(What to do): The records below hold pictures; please leave those out and retype the rest exactly.

[Items from a figure collection]

- - - -

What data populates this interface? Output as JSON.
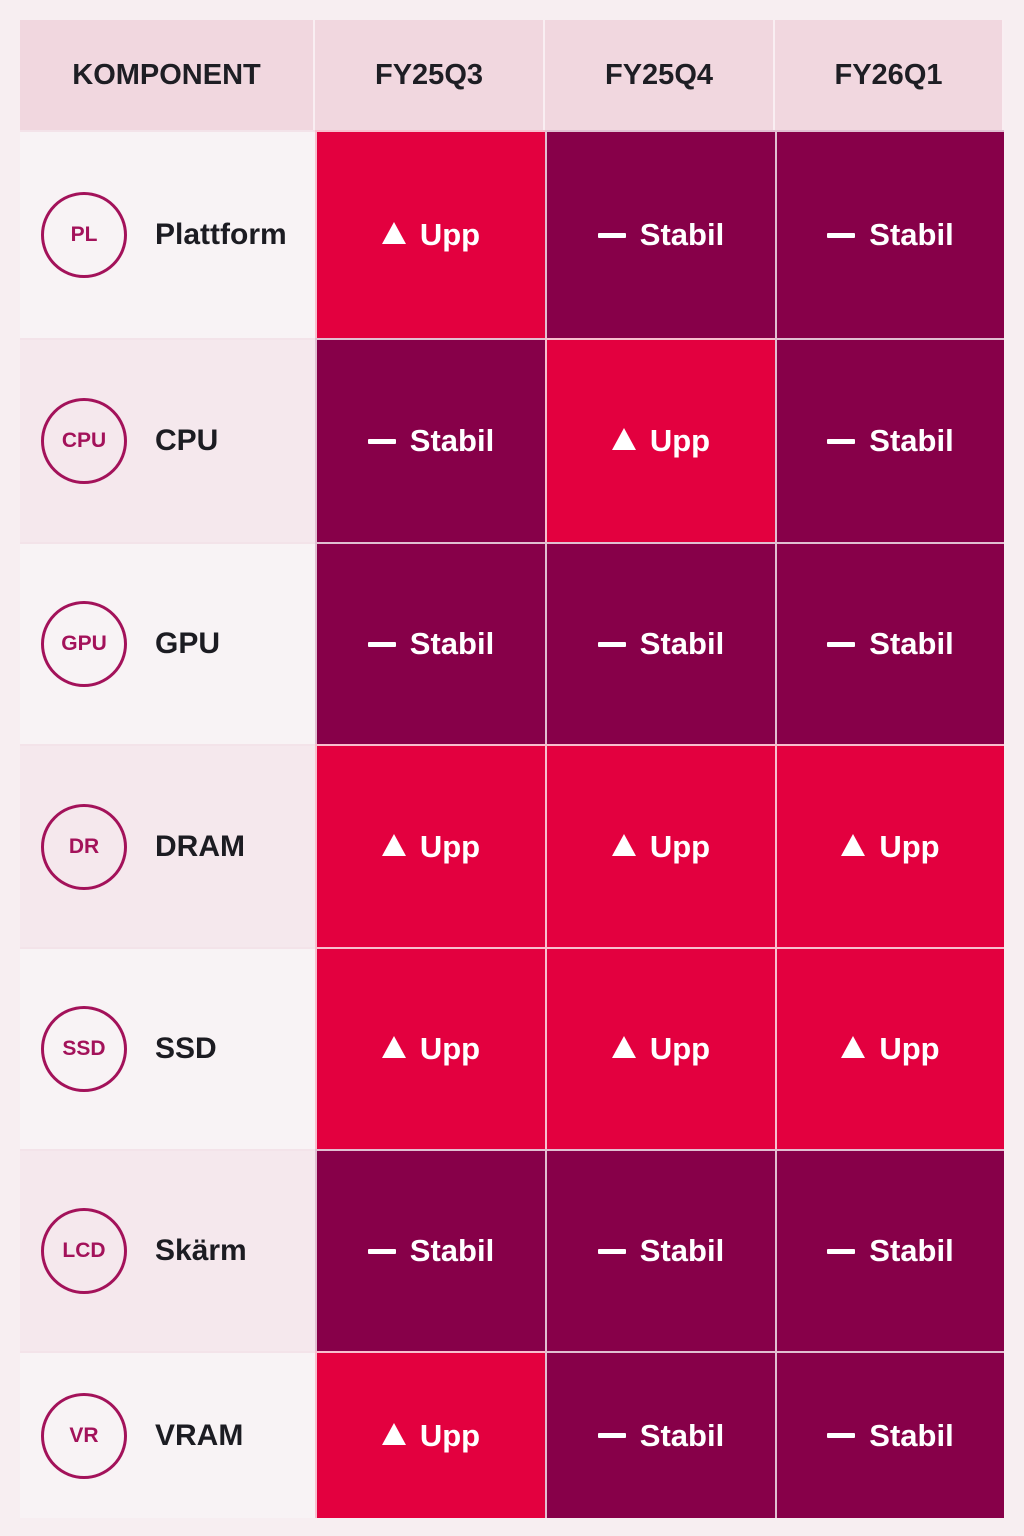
{
  "chart_data": {
    "type": "heatmap",
    "header": {
      "component": "KOMPONENT",
      "periods": [
        "FY25Q3",
        "FY25Q4",
        "FY26Q1"
      ]
    },
    "legend_values": {
      "up": "Upp",
      "stable": "Stabil"
    },
    "colors": {
      "up": "#e3003f",
      "stable": "#870049",
      "badge": "#a3125a"
    },
    "rows": [
      {
        "abbr": "PL",
        "name": "Plattform",
        "values": [
          "Upp",
          "Stabil",
          "Stabil"
        ]
      },
      {
        "abbr": "CPU",
        "name": "CPU",
        "values": [
          "Stabil",
          "Upp",
          "Stabil"
        ]
      },
      {
        "abbr": "GPU",
        "name": "GPU",
        "values": [
          "Stabil",
          "Stabil",
          "Stabil"
        ]
      },
      {
        "abbr": "DR",
        "name": "DRAM",
        "values": [
          "Upp",
          "Upp",
          "Upp"
        ]
      },
      {
        "abbr": "SSD",
        "name": "SSD",
        "values": [
          "Upp",
          "Upp",
          "Upp"
        ]
      },
      {
        "abbr": "LCD",
        "name": "Skärm",
        "values": [
          "Stabil",
          "Stabil",
          "Stabil"
        ]
      },
      {
        "abbr": "VR",
        "name": "VRAM",
        "values": [
          "Upp",
          "Stabil",
          "Stabil"
        ]
      }
    ]
  }
}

- - - -

(Task response):
What data populates this interface? Output as JSON.
{
  "chart_data": {
    "type": "heatmap",
    "header": {
      "component": "KOMPONENT",
      "periods": [
        "FY25Q3",
        "FY25Q4",
        "FY26Q1"
      ]
    },
    "legend_values": {
      "up": "Upp",
      "stable": "Stabil"
    },
    "colors": {
      "up": "#e3003f",
      "stable": "#870049",
      "badge": "#a3125a"
    },
    "rows": [
      {
        "abbr": "PL",
        "name": "Plattform",
        "values": [
          "Upp",
          "Stabil",
          "Stabil"
        ]
      },
      {
        "abbr": "CPU",
        "name": "CPU",
        "values": [
          "Stabil",
          "Upp",
          "Stabil"
        ]
      },
      {
        "abbr": "GPU",
        "name": "GPU",
        "values": [
          "Stabil",
          "Stabil",
          "Stabil"
        ]
      },
      {
        "abbr": "DR",
        "name": "DRAM",
        "values": [
          "Upp",
          "Upp",
          "Upp"
        ]
      },
      {
        "abbr": "SSD",
        "name": "SSD",
        "values": [
          "Upp",
          "Upp",
          "Upp"
        ]
      },
      {
        "abbr": "LCD",
        "name": "Skärm",
        "values": [
          "Stabil",
          "Stabil",
          "Stabil"
        ]
      },
      {
        "abbr": "VR",
        "name": "VRAM",
        "values": [
          "Upp",
          "Stabil",
          "Stabil"
        ]
      }
    ]
  }
}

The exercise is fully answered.